Task brief.
Go through the data below. List every line that holds the word "대상으로".

Entries supplied.
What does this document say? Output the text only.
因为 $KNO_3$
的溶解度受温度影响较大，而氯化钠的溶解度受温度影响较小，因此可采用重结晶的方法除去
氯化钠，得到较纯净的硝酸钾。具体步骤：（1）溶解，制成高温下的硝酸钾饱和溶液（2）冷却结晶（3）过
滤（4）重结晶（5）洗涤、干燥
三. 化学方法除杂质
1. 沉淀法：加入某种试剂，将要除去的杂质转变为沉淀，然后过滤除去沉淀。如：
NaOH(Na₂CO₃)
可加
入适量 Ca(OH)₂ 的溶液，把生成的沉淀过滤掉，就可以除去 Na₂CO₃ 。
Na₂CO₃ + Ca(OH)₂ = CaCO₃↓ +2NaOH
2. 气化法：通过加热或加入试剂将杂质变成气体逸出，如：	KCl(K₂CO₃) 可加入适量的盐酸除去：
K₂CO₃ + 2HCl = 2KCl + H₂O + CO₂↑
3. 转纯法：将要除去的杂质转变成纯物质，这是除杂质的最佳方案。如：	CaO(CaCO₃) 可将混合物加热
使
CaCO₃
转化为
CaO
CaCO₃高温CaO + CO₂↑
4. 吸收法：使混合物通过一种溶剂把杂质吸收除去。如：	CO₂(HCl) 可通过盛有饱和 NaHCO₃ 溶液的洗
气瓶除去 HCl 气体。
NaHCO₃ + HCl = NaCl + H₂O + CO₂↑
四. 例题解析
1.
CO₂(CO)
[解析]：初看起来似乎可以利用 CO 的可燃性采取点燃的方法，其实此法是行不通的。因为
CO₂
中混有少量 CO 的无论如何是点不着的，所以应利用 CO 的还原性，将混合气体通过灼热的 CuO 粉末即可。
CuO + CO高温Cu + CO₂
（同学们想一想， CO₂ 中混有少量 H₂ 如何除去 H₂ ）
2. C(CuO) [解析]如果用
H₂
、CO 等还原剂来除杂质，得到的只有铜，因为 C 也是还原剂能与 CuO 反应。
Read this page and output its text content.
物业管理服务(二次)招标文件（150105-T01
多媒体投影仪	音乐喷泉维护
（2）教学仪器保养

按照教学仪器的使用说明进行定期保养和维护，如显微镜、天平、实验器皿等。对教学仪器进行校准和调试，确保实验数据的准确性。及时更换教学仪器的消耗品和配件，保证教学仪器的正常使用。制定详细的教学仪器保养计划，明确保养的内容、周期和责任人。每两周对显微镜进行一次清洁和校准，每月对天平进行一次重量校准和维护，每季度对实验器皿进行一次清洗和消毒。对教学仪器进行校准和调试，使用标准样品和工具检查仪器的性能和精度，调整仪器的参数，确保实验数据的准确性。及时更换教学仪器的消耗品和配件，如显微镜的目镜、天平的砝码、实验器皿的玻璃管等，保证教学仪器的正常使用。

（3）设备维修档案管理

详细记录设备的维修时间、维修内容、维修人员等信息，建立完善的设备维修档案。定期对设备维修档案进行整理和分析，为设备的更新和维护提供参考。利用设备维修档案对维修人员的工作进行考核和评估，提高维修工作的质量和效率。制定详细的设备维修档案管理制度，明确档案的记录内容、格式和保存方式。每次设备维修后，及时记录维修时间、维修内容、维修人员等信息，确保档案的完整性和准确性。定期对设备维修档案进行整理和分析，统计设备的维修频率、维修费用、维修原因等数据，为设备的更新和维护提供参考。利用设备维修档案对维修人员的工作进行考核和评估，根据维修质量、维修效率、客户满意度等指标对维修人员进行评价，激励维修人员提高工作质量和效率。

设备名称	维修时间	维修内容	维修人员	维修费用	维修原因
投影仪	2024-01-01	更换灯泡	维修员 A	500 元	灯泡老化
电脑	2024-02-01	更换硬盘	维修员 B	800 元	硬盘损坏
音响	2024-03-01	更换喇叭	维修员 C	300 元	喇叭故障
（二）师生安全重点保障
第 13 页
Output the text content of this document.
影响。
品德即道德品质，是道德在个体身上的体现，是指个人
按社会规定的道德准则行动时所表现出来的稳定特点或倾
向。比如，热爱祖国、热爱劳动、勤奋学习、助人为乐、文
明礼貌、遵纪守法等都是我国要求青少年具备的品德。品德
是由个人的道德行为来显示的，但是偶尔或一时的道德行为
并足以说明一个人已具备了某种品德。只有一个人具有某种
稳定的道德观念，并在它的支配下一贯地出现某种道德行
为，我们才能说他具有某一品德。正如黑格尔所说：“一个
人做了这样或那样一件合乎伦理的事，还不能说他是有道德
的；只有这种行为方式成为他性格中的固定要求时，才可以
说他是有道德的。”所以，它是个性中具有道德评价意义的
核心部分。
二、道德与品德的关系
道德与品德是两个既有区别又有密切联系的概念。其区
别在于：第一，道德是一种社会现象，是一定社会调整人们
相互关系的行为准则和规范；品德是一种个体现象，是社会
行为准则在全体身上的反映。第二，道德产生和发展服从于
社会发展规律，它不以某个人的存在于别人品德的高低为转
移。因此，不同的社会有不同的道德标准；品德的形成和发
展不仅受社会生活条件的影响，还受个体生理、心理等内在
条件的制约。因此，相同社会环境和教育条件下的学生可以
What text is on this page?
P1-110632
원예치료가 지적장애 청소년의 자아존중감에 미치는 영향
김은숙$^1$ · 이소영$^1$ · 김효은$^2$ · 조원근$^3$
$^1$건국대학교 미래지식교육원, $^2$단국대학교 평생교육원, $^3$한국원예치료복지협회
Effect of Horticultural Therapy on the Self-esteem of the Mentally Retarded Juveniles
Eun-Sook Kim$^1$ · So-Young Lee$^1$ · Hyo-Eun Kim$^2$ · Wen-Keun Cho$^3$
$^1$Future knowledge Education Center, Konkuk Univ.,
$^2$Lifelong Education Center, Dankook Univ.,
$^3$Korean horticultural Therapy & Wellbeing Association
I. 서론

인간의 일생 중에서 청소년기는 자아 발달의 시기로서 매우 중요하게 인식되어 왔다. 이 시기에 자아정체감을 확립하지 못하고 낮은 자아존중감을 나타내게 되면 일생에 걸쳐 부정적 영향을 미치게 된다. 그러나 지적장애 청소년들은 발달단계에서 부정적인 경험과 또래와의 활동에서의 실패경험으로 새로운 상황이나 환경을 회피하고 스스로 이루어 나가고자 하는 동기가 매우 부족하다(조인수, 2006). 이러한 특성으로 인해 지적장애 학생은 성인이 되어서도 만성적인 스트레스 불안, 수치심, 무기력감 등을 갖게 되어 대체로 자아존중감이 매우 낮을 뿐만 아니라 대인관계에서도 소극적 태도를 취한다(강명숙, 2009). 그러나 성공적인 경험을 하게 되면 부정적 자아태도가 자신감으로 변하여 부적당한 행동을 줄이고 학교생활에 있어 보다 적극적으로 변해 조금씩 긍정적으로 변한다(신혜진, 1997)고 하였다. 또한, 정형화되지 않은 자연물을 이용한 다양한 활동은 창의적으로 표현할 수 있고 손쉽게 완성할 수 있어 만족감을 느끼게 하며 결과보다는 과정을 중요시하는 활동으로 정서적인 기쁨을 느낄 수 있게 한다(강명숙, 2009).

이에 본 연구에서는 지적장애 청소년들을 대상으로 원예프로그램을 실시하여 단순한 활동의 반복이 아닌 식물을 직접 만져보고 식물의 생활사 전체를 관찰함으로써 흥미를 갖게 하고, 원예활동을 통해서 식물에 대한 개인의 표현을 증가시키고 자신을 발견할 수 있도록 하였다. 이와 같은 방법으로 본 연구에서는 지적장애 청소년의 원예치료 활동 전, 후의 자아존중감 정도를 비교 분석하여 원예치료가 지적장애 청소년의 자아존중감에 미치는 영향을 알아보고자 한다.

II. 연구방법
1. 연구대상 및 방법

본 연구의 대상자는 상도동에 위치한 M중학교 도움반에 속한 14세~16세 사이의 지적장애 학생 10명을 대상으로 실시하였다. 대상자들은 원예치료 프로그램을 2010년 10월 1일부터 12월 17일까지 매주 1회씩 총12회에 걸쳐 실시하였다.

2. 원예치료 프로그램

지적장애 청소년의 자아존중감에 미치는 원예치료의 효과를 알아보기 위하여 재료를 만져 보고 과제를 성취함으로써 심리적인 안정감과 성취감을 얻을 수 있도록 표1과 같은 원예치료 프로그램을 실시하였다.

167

Answer for the task.
이에 본 연구에서는 지적장애 청소년들을 대상으로 원예프로그램을 실시하여 단순한 활동의 반복이 아닌 식물을 직접 만져보고 식물의 생활사 전체를 관찰함으로써 흥미를 갖게 하고, 원예활동을 통해서 식물에 대한 개인의 표현을 증가시키고 자신을 발견할 수 있도록 하였다. 이와 같은 방법으로 본 연구에서는 지적장애 청소년의 원예치료 활동 전, 후의 자아존중감 정도를 비교 분석하여 원예치료가 지적장애 청소년의 자아존중감에 미치는 영향을 알아보고자 한다.
본 연구의 대상자는 상도동에 위치한 M중학교 도움반에 속한 14세~16세 사이의 지적장애 학생 10명을 대상으로 실시하였다. 대상자들은 원예치료 프로그램을 2010년 10월 1일부터 12월 17일까지 매주 1회씩 총12회에 걸쳐 실시하였다.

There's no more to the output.